Stated problem — Show, in full, each line of the data that contains "bodyblocking".

>>>

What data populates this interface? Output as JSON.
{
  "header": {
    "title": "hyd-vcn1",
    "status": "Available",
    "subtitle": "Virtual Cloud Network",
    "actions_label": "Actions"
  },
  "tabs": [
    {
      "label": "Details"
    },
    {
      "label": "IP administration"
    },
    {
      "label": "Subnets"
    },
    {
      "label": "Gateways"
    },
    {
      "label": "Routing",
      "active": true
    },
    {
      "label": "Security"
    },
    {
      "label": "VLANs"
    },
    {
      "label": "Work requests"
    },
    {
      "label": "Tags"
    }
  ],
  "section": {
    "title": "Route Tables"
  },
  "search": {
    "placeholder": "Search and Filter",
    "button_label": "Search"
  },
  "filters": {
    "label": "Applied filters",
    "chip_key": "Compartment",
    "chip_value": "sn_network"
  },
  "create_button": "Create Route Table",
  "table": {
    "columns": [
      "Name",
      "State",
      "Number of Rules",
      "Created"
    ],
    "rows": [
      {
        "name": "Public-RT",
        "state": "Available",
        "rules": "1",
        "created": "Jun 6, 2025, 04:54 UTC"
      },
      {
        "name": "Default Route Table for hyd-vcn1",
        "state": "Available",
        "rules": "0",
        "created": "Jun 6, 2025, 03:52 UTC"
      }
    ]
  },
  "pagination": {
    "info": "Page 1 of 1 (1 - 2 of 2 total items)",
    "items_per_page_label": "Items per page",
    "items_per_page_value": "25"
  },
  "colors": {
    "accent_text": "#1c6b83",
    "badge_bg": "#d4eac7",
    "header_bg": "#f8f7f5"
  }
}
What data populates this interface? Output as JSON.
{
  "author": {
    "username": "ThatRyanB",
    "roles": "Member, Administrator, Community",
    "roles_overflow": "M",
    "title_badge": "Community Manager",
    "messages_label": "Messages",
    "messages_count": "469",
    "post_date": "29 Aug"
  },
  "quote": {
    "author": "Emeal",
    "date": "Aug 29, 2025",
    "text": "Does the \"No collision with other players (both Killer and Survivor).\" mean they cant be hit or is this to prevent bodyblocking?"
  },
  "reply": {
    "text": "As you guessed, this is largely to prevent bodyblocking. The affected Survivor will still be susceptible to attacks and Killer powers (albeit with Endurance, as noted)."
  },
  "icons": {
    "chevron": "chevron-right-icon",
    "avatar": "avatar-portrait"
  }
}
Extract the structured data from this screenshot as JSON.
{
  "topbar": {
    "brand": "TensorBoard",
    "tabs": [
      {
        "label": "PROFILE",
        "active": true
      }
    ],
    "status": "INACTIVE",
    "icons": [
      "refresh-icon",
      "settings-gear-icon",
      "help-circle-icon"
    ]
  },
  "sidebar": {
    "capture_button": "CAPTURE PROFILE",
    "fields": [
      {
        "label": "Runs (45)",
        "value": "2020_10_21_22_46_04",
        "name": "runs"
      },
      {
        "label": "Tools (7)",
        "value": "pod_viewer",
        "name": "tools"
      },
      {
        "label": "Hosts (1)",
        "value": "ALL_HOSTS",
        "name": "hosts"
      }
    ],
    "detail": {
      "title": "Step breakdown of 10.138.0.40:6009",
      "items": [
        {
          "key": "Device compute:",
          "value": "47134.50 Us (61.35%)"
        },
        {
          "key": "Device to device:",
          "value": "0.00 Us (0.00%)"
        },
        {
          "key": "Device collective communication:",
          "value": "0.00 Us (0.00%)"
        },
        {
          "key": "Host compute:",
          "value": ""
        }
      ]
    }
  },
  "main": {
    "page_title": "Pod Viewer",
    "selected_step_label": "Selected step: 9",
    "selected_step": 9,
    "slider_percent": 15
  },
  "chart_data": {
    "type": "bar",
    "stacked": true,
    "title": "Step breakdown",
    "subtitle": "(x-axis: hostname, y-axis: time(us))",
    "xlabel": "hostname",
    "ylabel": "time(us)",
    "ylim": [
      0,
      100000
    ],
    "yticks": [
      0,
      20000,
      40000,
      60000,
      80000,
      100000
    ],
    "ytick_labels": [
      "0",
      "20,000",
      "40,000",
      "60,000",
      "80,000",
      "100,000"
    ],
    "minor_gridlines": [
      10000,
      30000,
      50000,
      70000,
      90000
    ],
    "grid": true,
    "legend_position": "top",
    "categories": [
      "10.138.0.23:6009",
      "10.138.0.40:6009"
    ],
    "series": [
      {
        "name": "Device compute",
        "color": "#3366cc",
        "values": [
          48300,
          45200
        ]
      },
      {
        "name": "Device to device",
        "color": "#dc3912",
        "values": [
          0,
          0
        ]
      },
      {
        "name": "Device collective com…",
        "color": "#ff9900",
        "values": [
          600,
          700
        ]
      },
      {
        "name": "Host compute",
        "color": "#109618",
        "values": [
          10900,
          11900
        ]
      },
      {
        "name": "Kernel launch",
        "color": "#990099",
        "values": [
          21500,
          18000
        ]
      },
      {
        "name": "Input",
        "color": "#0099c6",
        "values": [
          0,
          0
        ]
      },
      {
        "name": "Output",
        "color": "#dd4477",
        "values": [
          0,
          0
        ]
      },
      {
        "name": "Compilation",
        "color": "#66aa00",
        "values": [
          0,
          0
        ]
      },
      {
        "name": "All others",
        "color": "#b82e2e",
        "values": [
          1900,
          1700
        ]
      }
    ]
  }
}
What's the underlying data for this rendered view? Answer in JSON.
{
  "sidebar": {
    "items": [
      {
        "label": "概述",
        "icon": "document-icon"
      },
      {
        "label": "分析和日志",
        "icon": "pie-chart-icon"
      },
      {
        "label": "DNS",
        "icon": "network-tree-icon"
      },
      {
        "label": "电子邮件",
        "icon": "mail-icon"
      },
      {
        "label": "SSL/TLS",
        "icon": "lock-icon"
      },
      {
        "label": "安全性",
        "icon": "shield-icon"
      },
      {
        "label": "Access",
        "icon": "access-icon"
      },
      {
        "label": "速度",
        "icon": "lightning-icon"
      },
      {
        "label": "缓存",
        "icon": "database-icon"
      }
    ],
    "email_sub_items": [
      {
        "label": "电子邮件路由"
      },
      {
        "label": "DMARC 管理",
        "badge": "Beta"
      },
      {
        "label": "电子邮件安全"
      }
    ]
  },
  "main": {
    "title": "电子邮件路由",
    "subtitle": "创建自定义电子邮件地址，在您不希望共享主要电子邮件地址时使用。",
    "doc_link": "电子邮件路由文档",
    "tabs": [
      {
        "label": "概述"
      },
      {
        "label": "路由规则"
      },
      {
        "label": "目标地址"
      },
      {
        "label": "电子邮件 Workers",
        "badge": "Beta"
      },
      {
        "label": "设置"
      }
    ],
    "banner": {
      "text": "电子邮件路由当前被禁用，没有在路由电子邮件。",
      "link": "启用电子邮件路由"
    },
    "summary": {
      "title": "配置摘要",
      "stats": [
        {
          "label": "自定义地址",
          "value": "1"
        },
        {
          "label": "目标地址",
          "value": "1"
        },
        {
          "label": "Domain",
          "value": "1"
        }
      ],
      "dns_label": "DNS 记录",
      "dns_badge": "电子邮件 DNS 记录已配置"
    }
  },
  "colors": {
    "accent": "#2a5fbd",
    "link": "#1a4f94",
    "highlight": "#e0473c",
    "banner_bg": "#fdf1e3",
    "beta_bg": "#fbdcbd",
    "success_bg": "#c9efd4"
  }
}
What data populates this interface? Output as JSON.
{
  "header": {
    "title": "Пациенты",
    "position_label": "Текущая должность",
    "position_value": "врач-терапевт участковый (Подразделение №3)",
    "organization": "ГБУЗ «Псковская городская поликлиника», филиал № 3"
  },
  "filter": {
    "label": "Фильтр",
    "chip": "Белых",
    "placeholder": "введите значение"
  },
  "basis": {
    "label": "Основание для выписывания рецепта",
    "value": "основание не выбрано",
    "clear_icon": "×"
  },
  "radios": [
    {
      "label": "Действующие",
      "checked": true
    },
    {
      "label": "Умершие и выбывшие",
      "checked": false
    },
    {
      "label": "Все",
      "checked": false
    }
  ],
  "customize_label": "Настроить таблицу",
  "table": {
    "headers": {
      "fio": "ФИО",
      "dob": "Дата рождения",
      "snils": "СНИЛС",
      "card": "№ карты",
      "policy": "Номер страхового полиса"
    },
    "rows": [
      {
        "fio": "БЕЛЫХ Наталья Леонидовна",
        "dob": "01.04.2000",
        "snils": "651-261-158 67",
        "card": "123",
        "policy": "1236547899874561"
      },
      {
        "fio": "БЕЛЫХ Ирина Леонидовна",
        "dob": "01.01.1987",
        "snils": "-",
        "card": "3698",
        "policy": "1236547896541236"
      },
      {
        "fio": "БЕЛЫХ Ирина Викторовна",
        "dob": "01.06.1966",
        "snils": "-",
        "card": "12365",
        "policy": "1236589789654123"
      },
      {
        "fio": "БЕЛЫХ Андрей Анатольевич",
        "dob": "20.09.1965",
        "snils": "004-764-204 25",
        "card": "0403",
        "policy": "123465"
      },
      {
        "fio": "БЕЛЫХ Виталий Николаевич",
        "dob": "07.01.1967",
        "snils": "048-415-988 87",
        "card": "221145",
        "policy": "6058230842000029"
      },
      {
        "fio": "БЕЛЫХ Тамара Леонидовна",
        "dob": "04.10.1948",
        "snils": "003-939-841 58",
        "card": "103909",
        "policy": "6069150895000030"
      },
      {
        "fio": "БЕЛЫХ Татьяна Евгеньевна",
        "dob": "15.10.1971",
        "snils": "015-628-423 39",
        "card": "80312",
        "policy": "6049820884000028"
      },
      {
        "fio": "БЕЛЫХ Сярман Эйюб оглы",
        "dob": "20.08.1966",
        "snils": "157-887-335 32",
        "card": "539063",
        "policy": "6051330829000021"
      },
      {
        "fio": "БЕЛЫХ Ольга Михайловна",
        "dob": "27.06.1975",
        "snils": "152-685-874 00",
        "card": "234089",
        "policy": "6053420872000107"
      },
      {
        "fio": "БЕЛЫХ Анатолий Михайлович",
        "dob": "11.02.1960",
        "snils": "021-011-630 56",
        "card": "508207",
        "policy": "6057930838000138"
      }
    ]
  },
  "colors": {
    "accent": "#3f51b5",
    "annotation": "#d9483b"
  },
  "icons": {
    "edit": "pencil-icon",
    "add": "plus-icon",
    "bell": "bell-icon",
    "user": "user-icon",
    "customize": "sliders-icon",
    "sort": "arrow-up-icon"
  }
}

<<<

Output below —
    "text": "Does the \"No collision with other players (both Killer and Survivor).\" mean they cant be hit or is this to prevent bodyblocking?"
    "text": "As you guessed, this is largely to prevent bodyblocking. The affected Survivor will still be susceptible to attacks and Killer powers (albeit with Endurance, as noted)."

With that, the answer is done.